## begin RECORDS SUPPLIED

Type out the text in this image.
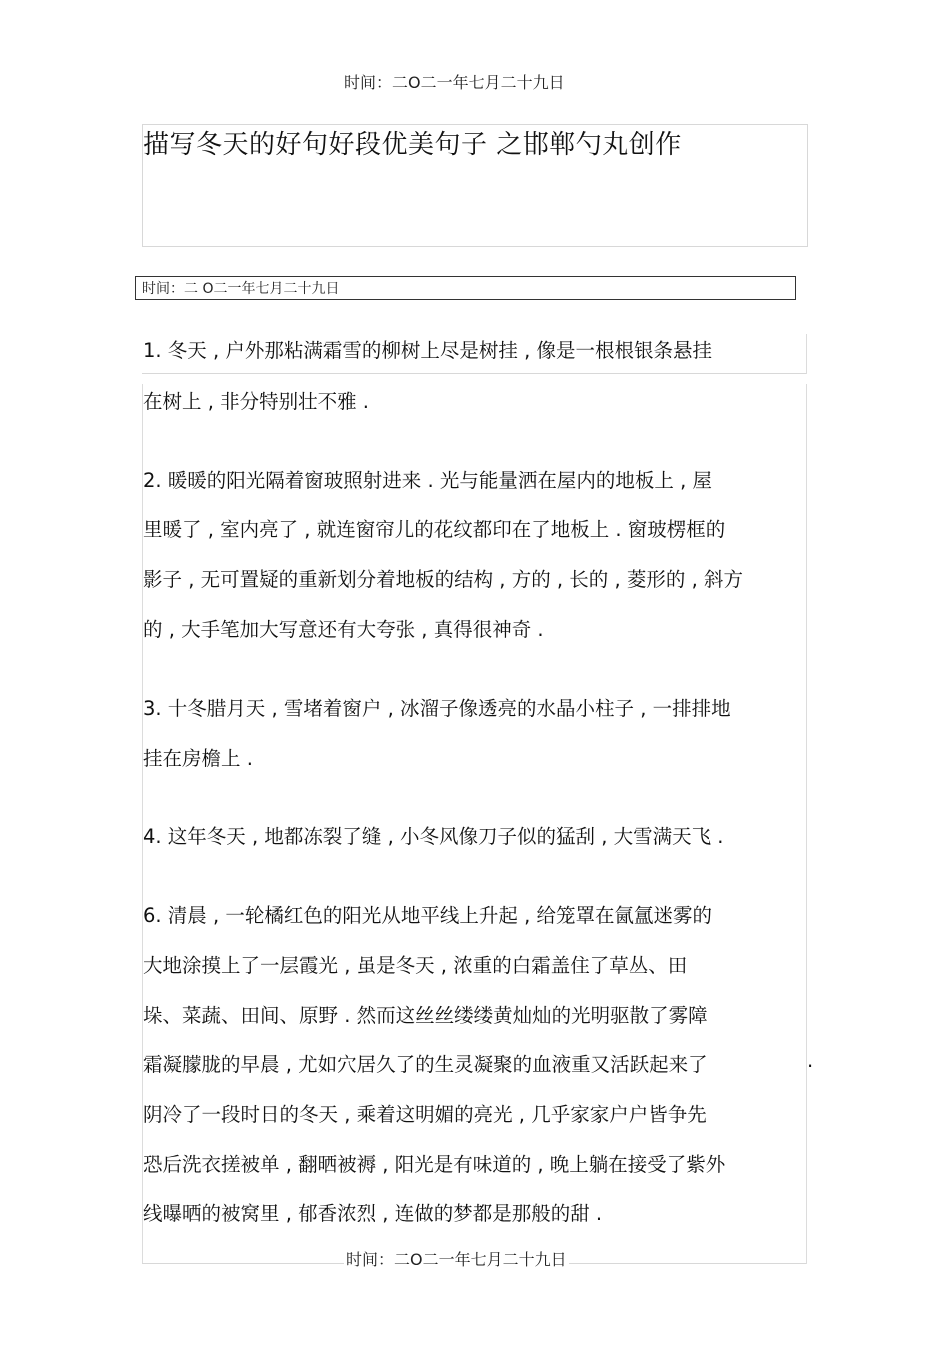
时间：二O二一年七月二十九日
描写冬天的好句好段优美句子 之邯郸勺丸创作
时间：二 O二一年七月二十九日
1. 冬天 , 户外那粘满霜雪的柳树上尽是树挂 , 像是一根根银条悬挂
在树上 , 非分特别壮不雅 .
2. 暖暖的阳光隔着窗玻照射进来 . 光与能量洒在屋内的地板上 , 屋
里暖了 , 室内亮了 , 就连窗帘儿的花纹都印在了地板上 . 窗玻楞框的
影子 , 无可置疑的重新划分着地板的结构 , 方的 , 长的 , 菱形的 , 斜方
的 , 大手笔加大写意还有大夸张 , 真得很神奇 .
3. 十冬腊月天 , 雪堵着窗户 , 冰溜子像透亮的水晶小柱子 , 一排排地
挂在房檐上 .
4. 这年冬天 , 地都冻裂了缝 , 小冬风像刀子似的猛刮 , 大雪满天飞 .
6. 清晨 , 一轮橘红色的阳光从地平线上升起 , 给笼罩在氤氲迷雾的
大地涂摸上了一层霞光 , 虽是冬天 , 浓重的白霜盖住了草丛、田
垛、菜蔬、田间、原野 . 然而这丝丝缕缕黄灿灿的光明驱散了雾障
霜凝朦胧的早晨 , 尤如穴居久了的生灵凝聚的血液重又活跃起来了	.
阴冷了一段时日的冬天 , 乘着这明媚的亮光 , 几乎家家户户皆争先
恐后洗衣搓被单 , 翻晒被褥 , 阳光是有味道的 , 晚上躺在接受了紫外
线曝晒的被窝里 , 郁香浓烈 , 连做的梦都是那般的甜 .
时间：二O二一年七月二十九日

## end RECORDS SUPPLIED

__THE TASK__
Copy the records above exactly. The pictures are not part of the copy.

__WORKED SOLUTION__
Type out the text in this image.
时间：二O二一年七月二十九日
描写冬天的好句好段优美句子 之邯郸勺丸创作
时间：二 O二一年七月二十九日
1. 冬天 , 户外那粘满霜雪的柳树上尽是树挂 , 像是一根根银条悬挂
在树上 , 非分特别壮不雅 .
2. 暖暖的阳光隔着窗玻照射进来 . 光与能量洒在屋内的地板上 , 屋
里暖了 , 室内亮了 , 就连窗帘儿的花纹都印在了地板上 . 窗玻楞框的
影子 , 无可置疑的重新划分着地板的结构 , 方的 , 长的 , 菱形的 , 斜方
的 , 大手笔加大写意还有大夸张 , 真得很神奇 .
3. 十冬腊月天 , 雪堵着窗户 , 冰溜子像透亮的水晶小柱子 , 一排排地
挂在房檐上 .
4. 这年冬天 , 地都冻裂了缝 , 小冬风像刀子似的猛刮 , 大雪满天飞 .
6. 清晨 , 一轮橘红色的阳光从地平线上升起 , 给笼罩在氤氲迷雾的
大地涂摸上了一层霞光 , 虽是冬天 , 浓重的白霜盖住了草丛、田
垛、菜蔬、田间、原野 . 然而这丝丝缕缕黄灿灿的光明驱散了雾障
霜凝朦胧的早晨 , 尤如穴居久了的生灵凝聚的血液重又活跃起来了	.
阴冷了一段时日的冬天 , 乘着这明媚的亮光 , 几乎家家户户皆争先
恐后洗衣搓被单 , 翻晒被褥 , 阳光是有味道的 , 晚上躺在接受了紫外
线曝晒的被窝里 , 郁香浓烈 , 连做的梦都是那般的甜 .
时间：二O二一年七月二十九日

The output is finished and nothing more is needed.